The request:
Only lines holding the word "this" should be copied from the material.

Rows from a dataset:
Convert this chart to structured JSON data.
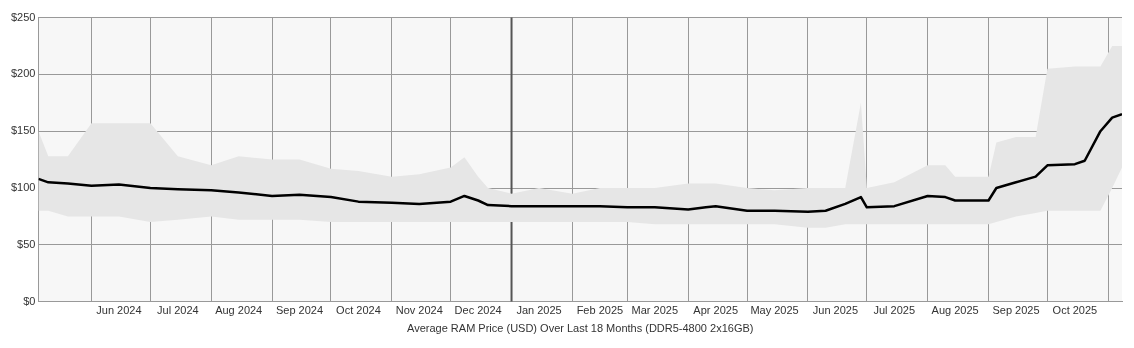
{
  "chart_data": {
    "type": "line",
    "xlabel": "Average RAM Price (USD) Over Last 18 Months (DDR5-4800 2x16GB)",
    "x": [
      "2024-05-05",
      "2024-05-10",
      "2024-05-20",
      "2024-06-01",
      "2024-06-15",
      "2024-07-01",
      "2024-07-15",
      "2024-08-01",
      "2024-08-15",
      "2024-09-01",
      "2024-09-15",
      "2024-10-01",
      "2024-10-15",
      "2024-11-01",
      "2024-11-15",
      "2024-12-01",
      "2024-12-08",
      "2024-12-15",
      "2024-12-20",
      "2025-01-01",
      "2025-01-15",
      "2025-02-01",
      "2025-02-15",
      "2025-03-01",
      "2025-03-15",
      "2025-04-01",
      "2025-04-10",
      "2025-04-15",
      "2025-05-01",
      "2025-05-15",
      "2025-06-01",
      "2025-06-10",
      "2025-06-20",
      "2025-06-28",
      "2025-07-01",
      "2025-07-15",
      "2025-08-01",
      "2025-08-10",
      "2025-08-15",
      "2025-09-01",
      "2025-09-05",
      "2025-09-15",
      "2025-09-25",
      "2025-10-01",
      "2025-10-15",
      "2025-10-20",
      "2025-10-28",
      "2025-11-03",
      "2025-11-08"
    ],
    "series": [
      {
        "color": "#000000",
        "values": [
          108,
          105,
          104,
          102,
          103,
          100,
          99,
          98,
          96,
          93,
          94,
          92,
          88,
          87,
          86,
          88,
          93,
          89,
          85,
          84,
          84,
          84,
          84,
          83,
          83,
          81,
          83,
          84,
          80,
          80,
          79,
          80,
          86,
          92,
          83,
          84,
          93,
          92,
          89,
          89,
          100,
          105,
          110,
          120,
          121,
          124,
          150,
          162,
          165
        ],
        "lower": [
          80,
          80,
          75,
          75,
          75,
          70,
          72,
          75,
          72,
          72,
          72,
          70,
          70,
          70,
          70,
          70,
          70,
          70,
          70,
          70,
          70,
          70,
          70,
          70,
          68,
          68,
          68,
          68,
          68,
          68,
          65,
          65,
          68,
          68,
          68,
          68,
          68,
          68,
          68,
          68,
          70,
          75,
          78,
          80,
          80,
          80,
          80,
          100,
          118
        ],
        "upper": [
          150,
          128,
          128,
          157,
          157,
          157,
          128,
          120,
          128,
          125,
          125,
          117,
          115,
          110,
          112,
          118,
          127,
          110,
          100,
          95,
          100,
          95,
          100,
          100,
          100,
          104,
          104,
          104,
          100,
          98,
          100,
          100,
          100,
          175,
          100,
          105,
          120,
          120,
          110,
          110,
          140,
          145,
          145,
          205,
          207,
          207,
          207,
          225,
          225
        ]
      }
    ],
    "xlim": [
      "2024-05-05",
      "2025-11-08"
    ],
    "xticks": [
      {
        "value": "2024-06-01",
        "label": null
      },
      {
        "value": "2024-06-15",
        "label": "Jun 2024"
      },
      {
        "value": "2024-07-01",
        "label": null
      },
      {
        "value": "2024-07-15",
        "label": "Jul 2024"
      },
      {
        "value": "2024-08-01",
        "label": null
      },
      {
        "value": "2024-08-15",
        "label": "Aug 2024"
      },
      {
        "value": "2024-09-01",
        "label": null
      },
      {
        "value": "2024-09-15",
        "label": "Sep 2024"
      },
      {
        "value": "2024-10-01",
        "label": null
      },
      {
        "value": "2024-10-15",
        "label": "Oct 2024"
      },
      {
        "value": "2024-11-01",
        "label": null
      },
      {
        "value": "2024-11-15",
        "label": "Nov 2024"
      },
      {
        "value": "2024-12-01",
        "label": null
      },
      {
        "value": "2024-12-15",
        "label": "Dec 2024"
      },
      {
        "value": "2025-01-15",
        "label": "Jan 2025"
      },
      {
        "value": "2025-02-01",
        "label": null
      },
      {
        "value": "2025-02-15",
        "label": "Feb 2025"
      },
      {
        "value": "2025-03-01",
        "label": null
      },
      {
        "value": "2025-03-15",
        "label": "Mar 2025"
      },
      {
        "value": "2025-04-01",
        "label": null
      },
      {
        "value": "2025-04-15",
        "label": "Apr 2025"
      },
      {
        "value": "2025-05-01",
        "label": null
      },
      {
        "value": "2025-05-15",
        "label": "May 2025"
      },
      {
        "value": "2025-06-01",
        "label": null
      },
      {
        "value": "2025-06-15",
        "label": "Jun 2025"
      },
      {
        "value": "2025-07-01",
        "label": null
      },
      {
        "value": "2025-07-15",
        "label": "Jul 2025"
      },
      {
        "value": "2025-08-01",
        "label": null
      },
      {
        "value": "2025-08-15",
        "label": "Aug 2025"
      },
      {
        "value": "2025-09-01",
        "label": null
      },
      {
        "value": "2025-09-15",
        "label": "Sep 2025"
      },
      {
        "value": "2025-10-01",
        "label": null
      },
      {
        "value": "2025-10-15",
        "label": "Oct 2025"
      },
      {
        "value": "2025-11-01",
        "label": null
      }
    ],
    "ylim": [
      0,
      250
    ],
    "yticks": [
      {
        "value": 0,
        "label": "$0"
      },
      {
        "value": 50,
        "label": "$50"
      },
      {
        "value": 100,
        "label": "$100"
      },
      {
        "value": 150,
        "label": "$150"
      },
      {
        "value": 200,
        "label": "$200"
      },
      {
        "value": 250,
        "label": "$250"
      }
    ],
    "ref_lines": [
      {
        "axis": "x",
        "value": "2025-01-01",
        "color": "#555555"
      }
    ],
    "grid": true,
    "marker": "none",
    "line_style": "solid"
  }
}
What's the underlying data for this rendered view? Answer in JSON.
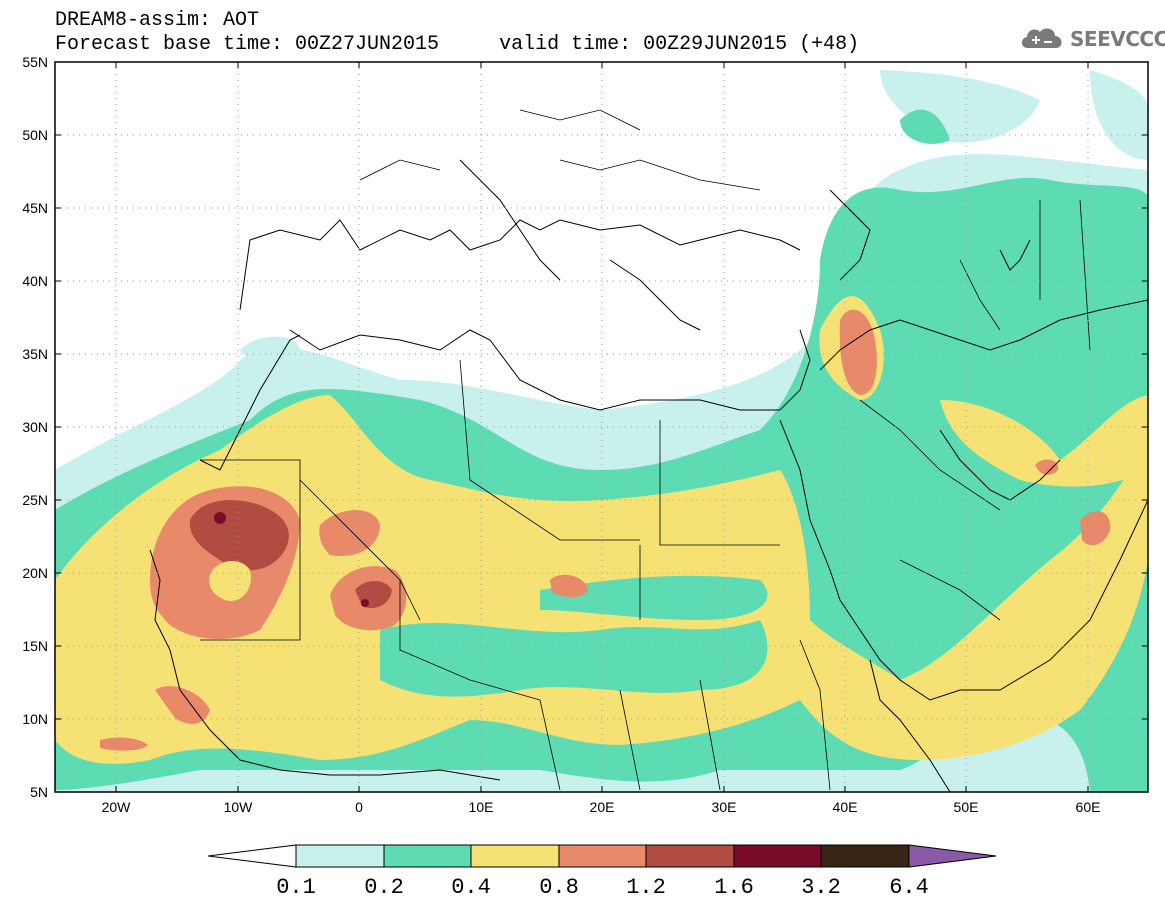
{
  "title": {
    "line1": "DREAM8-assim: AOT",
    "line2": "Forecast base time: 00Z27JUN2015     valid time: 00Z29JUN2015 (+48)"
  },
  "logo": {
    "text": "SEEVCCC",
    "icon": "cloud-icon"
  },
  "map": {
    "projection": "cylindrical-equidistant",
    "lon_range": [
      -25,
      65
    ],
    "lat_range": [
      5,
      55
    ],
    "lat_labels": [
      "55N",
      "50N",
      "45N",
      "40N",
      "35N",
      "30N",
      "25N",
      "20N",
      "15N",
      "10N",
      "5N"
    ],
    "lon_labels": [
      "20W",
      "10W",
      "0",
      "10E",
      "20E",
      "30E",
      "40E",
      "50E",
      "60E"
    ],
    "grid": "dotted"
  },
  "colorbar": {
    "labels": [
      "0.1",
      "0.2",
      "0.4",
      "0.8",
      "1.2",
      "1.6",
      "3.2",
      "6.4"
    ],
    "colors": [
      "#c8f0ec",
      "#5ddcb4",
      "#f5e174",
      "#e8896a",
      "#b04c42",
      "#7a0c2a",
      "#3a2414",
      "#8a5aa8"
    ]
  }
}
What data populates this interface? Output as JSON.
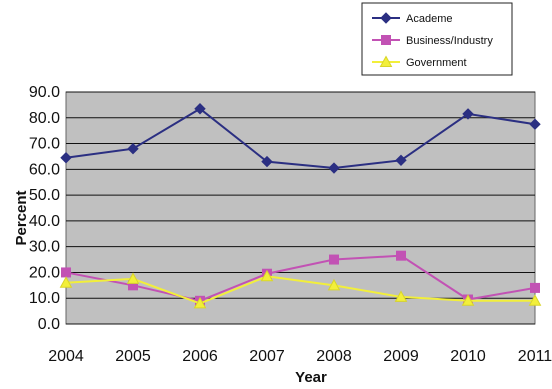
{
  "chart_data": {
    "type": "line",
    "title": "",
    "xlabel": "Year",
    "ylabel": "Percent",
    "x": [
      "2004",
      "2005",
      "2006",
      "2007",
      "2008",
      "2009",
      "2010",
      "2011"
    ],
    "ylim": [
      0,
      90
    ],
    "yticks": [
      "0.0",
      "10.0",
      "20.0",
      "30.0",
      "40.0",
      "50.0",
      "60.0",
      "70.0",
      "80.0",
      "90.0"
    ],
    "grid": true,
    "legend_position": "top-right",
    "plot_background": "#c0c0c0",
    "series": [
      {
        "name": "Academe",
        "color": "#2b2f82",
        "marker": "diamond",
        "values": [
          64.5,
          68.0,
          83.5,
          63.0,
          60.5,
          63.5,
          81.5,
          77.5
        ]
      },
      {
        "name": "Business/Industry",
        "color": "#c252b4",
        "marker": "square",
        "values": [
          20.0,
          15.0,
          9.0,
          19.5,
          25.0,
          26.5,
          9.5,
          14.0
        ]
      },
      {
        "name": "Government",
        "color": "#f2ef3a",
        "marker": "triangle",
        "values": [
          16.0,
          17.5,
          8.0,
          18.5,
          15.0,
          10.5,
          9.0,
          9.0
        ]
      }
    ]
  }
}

Completed task:
Convert this chart to structured JSON data.
What's the underlying data for this rendered view? Answer in JSON.
What data populates this interface? Output as JSON.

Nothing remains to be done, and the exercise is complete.